[Recorded data]
━━━
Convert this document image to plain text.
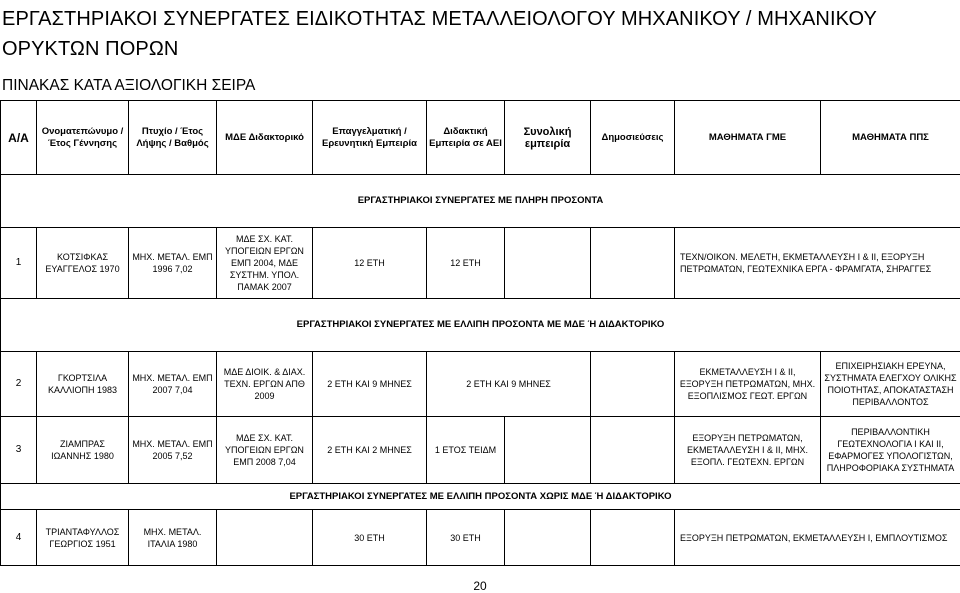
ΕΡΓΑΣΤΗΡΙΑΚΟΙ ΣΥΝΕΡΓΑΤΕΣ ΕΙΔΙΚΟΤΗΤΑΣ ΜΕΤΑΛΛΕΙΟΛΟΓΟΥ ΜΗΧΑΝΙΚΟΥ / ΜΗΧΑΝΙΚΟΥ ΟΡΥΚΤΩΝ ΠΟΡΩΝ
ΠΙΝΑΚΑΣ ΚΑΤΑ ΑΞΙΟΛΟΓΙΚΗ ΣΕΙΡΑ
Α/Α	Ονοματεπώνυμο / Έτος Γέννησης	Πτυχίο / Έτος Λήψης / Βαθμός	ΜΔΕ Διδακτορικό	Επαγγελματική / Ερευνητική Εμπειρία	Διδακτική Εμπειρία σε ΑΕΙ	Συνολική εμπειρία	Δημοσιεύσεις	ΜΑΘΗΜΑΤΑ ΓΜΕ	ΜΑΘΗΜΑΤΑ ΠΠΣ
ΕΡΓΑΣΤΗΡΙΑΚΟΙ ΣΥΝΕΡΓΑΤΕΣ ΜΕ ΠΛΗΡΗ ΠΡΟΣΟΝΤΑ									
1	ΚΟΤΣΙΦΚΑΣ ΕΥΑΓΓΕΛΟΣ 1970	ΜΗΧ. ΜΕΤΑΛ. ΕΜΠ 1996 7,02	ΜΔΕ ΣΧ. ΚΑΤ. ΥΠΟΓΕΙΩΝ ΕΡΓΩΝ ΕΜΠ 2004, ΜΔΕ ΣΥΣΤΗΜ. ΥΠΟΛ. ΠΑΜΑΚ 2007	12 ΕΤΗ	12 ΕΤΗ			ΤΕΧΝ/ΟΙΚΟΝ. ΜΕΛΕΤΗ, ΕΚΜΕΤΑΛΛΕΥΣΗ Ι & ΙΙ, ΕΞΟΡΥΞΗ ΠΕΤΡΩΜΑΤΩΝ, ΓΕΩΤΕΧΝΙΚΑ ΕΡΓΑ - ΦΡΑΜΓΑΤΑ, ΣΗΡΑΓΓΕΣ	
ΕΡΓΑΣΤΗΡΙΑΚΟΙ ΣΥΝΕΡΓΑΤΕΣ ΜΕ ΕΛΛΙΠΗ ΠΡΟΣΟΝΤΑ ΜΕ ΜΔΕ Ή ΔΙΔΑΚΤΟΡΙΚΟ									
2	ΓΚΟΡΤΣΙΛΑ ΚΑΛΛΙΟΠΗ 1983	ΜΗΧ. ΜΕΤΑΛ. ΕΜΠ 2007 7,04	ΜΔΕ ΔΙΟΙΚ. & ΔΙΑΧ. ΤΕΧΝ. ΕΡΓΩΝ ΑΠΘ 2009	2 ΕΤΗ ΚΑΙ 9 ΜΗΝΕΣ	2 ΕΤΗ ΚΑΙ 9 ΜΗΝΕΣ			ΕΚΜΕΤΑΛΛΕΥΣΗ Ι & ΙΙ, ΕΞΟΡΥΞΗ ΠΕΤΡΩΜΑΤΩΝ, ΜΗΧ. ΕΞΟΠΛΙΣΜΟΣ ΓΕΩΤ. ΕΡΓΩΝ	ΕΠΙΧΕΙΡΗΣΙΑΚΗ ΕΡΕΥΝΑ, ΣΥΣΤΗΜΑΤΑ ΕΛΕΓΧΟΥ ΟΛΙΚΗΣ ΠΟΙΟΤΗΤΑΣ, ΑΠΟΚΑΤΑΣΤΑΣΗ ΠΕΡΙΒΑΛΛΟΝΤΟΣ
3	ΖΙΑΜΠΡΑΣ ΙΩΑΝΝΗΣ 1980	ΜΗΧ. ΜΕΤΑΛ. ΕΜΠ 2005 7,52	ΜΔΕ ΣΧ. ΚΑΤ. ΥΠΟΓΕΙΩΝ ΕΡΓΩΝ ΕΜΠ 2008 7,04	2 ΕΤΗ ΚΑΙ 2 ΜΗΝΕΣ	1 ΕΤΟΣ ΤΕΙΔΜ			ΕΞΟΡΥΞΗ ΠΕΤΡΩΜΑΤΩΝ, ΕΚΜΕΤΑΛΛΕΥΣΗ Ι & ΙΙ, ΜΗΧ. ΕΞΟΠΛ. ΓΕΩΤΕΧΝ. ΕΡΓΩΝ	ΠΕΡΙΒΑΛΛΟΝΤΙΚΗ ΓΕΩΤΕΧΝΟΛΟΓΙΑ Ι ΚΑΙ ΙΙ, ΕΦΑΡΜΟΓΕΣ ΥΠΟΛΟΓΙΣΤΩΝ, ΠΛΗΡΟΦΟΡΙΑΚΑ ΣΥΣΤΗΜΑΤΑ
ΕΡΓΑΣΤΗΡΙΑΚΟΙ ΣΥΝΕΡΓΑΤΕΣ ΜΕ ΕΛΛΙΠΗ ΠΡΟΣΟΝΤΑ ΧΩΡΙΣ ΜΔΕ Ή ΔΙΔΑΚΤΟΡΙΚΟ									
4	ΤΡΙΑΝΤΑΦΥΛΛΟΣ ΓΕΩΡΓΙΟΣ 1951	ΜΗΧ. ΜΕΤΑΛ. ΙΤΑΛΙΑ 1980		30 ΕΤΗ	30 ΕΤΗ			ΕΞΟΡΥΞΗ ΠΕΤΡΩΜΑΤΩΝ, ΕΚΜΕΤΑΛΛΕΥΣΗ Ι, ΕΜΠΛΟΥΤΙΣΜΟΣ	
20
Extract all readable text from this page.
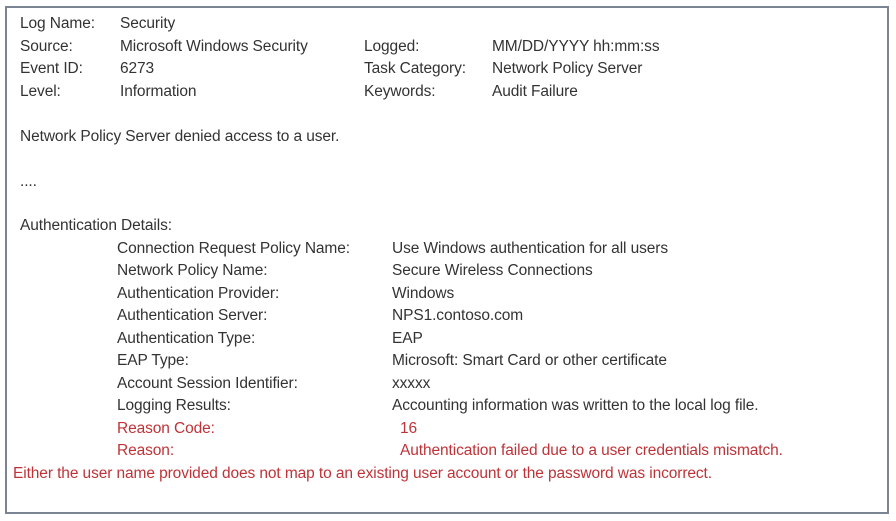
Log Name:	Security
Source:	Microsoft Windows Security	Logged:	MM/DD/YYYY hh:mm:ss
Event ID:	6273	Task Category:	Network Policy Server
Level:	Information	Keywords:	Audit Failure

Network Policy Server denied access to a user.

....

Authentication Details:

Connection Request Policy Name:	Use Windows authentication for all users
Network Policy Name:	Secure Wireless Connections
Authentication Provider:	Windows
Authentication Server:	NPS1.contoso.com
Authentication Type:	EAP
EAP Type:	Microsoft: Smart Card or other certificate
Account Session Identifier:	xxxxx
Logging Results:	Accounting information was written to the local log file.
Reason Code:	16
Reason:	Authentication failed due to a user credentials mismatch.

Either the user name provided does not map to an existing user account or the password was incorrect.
━━━
Short problem: Without the pictures, print the records in full, exactly as they appear.

The reply:
Convert this document image to plain text.
ΕΡΓΑΣΤΗΡΙΑΚΟΙ ΣΥΝΕΡΓΑΤΕΣ ΕΙΔΙΚΟΤΗΤΑΣ ΜΕΤΑΛΛΕΙΟΛΟΓΟΥ ΜΗΧΑΝΙΚΟΥ / ΜΗΧΑΝΙΚΟΥ ΟΡΥΚΤΩΝ ΠΟΡΩΝ
ΠΙΝΑΚΑΣ ΚΑΤΑ ΑΞΙΟΛΟΓΙΚΗ ΣΕΙΡΑ
Α/Α	Ονοματεπώνυμο / Έτος Γέννησης	Πτυχίο / Έτος Λήψης / Βαθμός	ΜΔΕ Διδακτορικό	Επαγγελματική / Ερευνητική Εμπειρία	Διδακτική Εμπειρία σε ΑΕΙ	Συνολική εμπειρία	Δημοσιεύσεις	ΜΑΘΗΜΑΤΑ ΓΜΕ	ΜΑΘΗΜΑΤΑ ΠΠΣ
ΕΡΓΑΣΤΗΡΙΑΚΟΙ ΣΥΝΕΡΓΑΤΕΣ ΜΕ ΠΛΗΡΗ ΠΡΟΣΟΝΤΑ									
1	ΚΟΤΣΙΦΚΑΣ ΕΥΑΓΓΕΛΟΣ 1970	ΜΗΧ. ΜΕΤΑΛ. ΕΜΠ 1996 7,02	ΜΔΕ ΣΧ. ΚΑΤ. ΥΠΟΓΕΙΩΝ ΕΡΓΩΝ ΕΜΠ 2004, ΜΔΕ ΣΥΣΤΗΜ. ΥΠΟΛ. ΠΑΜΑΚ 2007	12 ΕΤΗ	12 ΕΤΗ			ΤΕΧΝ/ΟΙΚΟΝ. ΜΕΛΕΤΗ, ΕΚΜΕΤΑΛΛΕΥΣΗ Ι & ΙΙ, ΕΞΟΡΥΞΗ ΠΕΤΡΩΜΑΤΩΝ, ΓΕΩΤΕΧΝΙΚΑ ΕΡΓΑ - ΦΡΑΜΓΑΤΑ, ΣΗΡΑΓΓΕΣ	
ΕΡΓΑΣΤΗΡΙΑΚΟΙ ΣΥΝΕΡΓΑΤΕΣ ΜΕ ΕΛΛΙΠΗ ΠΡΟΣΟΝΤΑ ΜΕ ΜΔΕ Ή ΔΙΔΑΚΤΟΡΙΚΟ									
2	ΓΚΟΡΤΣΙΛΑ ΚΑΛΛΙΟΠΗ 1983	ΜΗΧ. ΜΕΤΑΛ. ΕΜΠ 2007 7,04	ΜΔΕ ΔΙΟΙΚ. & ΔΙΑΧ. ΤΕΧΝ. ΕΡΓΩΝ ΑΠΘ 2009	2 ΕΤΗ ΚΑΙ 9 ΜΗΝΕΣ	2 ΕΤΗ ΚΑΙ 9 ΜΗΝΕΣ			ΕΚΜΕΤΑΛΛΕΥΣΗ Ι & ΙΙ, ΕΞΟΡΥΞΗ ΠΕΤΡΩΜΑΤΩΝ, ΜΗΧ. ΕΞΟΠΛΙΣΜΟΣ ΓΕΩΤ. ΕΡΓΩΝ	ΕΠΙΧΕΙΡΗΣΙΑΚΗ ΕΡΕΥΝΑ, ΣΥΣΤΗΜΑΤΑ ΕΛΕΓΧΟΥ ΟΛΙΚΗΣ ΠΟΙΟΤΗΤΑΣ, ΑΠΟΚΑΤΑΣΤΑΣΗ ΠΕΡΙΒΑΛΛΟΝΤΟΣ
3	ΖΙΑΜΠΡΑΣ ΙΩΑΝΝΗΣ 1980	ΜΗΧ. ΜΕΤΑΛ. ΕΜΠ 2005 7,52	ΜΔΕ ΣΧ. ΚΑΤ. ΥΠΟΓΕΙΩΝ ΕΡΓΩΝ ΕΜΠ 2008 7,04	2 ΕΤΗ ΚΑΙ 2 ΜΗΝΕΣ	1 ΕΤΟΣ ΤΕΙΔΜ			ΕΞΟΡΥΞΗ ΠΕΤΡΩΜΑΤΩΝ, ΕΚΜΕΤΑΛΛΕΥΣΗ Ι & ΙΙ, ΜΗΧ. ΕΞΟΠΛ. ΓΕΩΤΕΧΝ. ΕΡΓΩΝ	ΠΕΡΙΒΑΛΛΟΝΤΙΚΗ ΓΕΩΤΕΧΝΟΛΟΓΙΑ Ι ΚΑΙ ΙΙ, ΕΦΑΡΜΟΓΕΣ ΥΠΟΛΟΓΙΣΤΩΝ, ΠΛΗΡΟΦΟΡΙΑΚΑ ΣΥΣΤΗΜΑΤΑ
ΕΡΓΑΣΤΗΡΙΑΚΟΙ ΣΥΝΕΡΓΑΤΕΣ ΜΕ ΕΛΛΙΠΗ ΠΡΟΣΟΝΤΑ ΧΩΡΙΣ ΜΔΕ Ή ΔΙΔΑΚΤΟΡΙΚΟ									
4	ΤΡΙΑΝΤΑΦΥΛΛΟΣ ΓΕΩΡΓΙΟΣ 1951	ΜΗΧ. ΜΕΤΑΛ. ΙΤΑΛΙΑ 1980		30 ΕΤΗ	30 ΕΤΗ			ΕΞΟΡΥΞΗ ΠΕΤΡΩΜΑΤΩΝ, ΕΚΜΕΤΑΛΛΕΥΣΗ Ι, ΕΜΠΛΟΥΤΙΣΜΟΣ	
20
Extract all readable text from this page.
Log Name:	Security
Source:	Microsoft Windows Security	Logged:	MM/DD/YYYY hh:mm:ss
Event ID:	6273	Task Category:	Network Policy Server
Level:	Information	Keywords:	Audit Failure

Network Policy Server denied access to a user.

....

Authentication Details:

Connection Request Policy Name:	Use Windows authentication for all users
Network Policy Name:	Secure Wireless Connections
Authentication Provider:	Windows
Authentication Server:	NPS1.contoso.com
Authentication Type:	EAP
EAP Type:	Microsoft: Smart Card or other certificate
Account Session Identifier:	xxxxx
Logging Results:	Accounting information was written to the local log file.
Reason Code:	16
Reason:	Authentication failed due to a user credentials mismatch.

Either the user name provided does not map to an existing user account or the password was incorrect.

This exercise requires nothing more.